> Direction: Reproduce verbatim the lines of the material from the line containing "follow-button[interactable]: Seguir <box>645" up to and including the line containing "comment-username[interactable]: tschuliettaa <box>510".

Boxed element entries
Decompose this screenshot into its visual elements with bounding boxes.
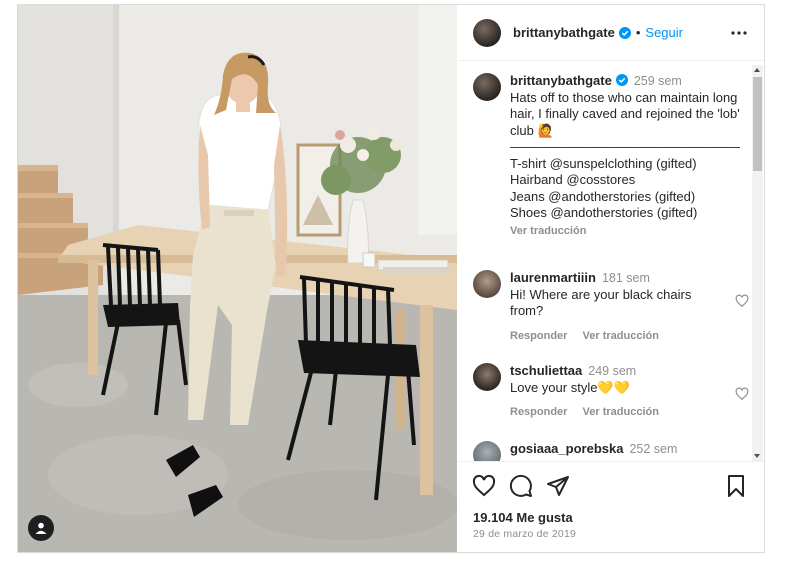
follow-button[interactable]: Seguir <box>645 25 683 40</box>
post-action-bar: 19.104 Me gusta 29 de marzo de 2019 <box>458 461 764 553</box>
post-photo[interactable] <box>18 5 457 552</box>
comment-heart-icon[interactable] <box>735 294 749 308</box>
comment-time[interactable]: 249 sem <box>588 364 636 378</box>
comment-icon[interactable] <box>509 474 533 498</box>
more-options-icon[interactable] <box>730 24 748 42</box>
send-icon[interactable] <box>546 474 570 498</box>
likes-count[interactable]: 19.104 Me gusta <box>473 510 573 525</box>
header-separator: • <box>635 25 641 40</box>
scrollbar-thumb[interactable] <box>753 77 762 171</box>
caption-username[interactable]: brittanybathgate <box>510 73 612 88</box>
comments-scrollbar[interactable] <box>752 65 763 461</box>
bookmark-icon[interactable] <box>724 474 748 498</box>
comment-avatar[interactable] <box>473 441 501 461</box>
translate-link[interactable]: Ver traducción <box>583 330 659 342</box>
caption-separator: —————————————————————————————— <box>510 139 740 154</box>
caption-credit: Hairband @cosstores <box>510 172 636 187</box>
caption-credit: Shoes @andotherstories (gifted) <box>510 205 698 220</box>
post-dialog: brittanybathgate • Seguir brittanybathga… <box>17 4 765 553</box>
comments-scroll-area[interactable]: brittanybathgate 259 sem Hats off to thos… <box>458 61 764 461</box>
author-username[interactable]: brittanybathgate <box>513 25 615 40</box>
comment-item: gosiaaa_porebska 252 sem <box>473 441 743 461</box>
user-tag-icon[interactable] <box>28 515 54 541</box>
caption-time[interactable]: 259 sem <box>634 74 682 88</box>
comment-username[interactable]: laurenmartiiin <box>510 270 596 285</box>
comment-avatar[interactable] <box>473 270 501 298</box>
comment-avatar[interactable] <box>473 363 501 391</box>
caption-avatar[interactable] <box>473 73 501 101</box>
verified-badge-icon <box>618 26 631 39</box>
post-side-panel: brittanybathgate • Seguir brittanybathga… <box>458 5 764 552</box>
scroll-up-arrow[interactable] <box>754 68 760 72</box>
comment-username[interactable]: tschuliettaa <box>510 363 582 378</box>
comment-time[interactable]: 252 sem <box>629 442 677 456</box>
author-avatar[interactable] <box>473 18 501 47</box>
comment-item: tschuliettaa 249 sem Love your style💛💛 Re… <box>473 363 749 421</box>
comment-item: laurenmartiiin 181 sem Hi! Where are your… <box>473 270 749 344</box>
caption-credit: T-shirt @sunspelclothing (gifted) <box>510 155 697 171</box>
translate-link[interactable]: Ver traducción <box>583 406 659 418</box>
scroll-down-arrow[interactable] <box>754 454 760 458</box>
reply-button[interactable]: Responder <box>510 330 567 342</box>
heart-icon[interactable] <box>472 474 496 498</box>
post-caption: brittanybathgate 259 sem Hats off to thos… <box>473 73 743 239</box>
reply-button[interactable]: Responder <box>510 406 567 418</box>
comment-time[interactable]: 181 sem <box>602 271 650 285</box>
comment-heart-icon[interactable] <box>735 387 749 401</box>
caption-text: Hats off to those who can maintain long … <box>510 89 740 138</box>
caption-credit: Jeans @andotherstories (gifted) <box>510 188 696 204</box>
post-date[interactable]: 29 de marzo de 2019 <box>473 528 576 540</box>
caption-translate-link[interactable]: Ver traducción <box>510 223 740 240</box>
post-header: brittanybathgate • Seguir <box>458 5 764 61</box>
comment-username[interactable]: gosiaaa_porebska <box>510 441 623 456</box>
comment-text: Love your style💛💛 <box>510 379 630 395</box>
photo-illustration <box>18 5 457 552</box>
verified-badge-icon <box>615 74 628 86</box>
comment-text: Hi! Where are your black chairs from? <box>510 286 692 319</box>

> Completed task:
follow-button[interactable]: Seguir <box>645 25 683 40</box>
post-action-bar: 19.104 Me gusta 29 de marzo de 2019 <box>458 461 764 553</box>
post-photo[interactable] <box>18 5 457 552</box>
comment-heart-icon[interactable] <box>735 294 749 308</box>
comment-time[interactable]: 249 sem <box>588 364 636 378</box>
comment-icon[interactable] <box>509 474 533 498</box>
more-options-icon[interactable] <box>730 24 748 42</box>
send-icon[interactable] <box>546 474 570 498</box>
likes-count[interactable]: 19.104 Me gusta <box>473 510 573 525</box>
header-separator: • <box>635 25 641 40</box>
scrollbar-thumb[interactable] <box>753 77 762 171</box>
caption-username[interactable]: brittanybathgate <box>510 73 612 88</box>
comments-scrollbar[interactable] <box>752 65 763 461</box>
bookmark-icon[interactable] <box>724 474 748 498</box>
comment-avatar[interactable] <box>473 441 501 461</box>
translate-link[interactable]: Ver traducción <box>583 330 659 342</box>
caption-separator: —————————————————————————————— <box>510 139 740 154</box>
caption-credit: Hairband @cosstores <box>510 172 636 187</box>
caption-credit: Shoes @andotherstories (gifted) <box>510 205 698 220</box>
post-dialog: brittanybathgate • Seguir brittanybathga… <box>17 4 765 553</box>
comments-scroll-area[interactable]: brittanybathgate 259 sem Hats off to thos… <box>458 61 764 461</box>
author-username[interactable]: brittanybathgate <box>513 25 615 40</box>
comment-item: gosiaaa_porebska 252 sem <box>473 441 743 461</box>
user-tag-icon[interactable] <box>28 515 54 541</box>
caption-time[interactable]: 259 sem <box>634 74 682 88</box>
comment-username[interactable]: laurenmartiiin <box>510 270 596 285</box>
comment-avatar[interactable] <box>473 270 501 298</box>
comment-avatar[interactable] <box>473 363 501 391</box>
caption-avatar[interactable] <box>473 73 501 101</box>
verified-badge-icon <box>618 26 631 39</box>
post-side-panel: brittanybathgate • Seguir brittanybathga… <box>458 5 764 552</box>
scroll-up-arrow[interactable] <box>754 68 760 72</box>
comment-username[interactable]: tschuliettaa <box>510 363 582 378</box>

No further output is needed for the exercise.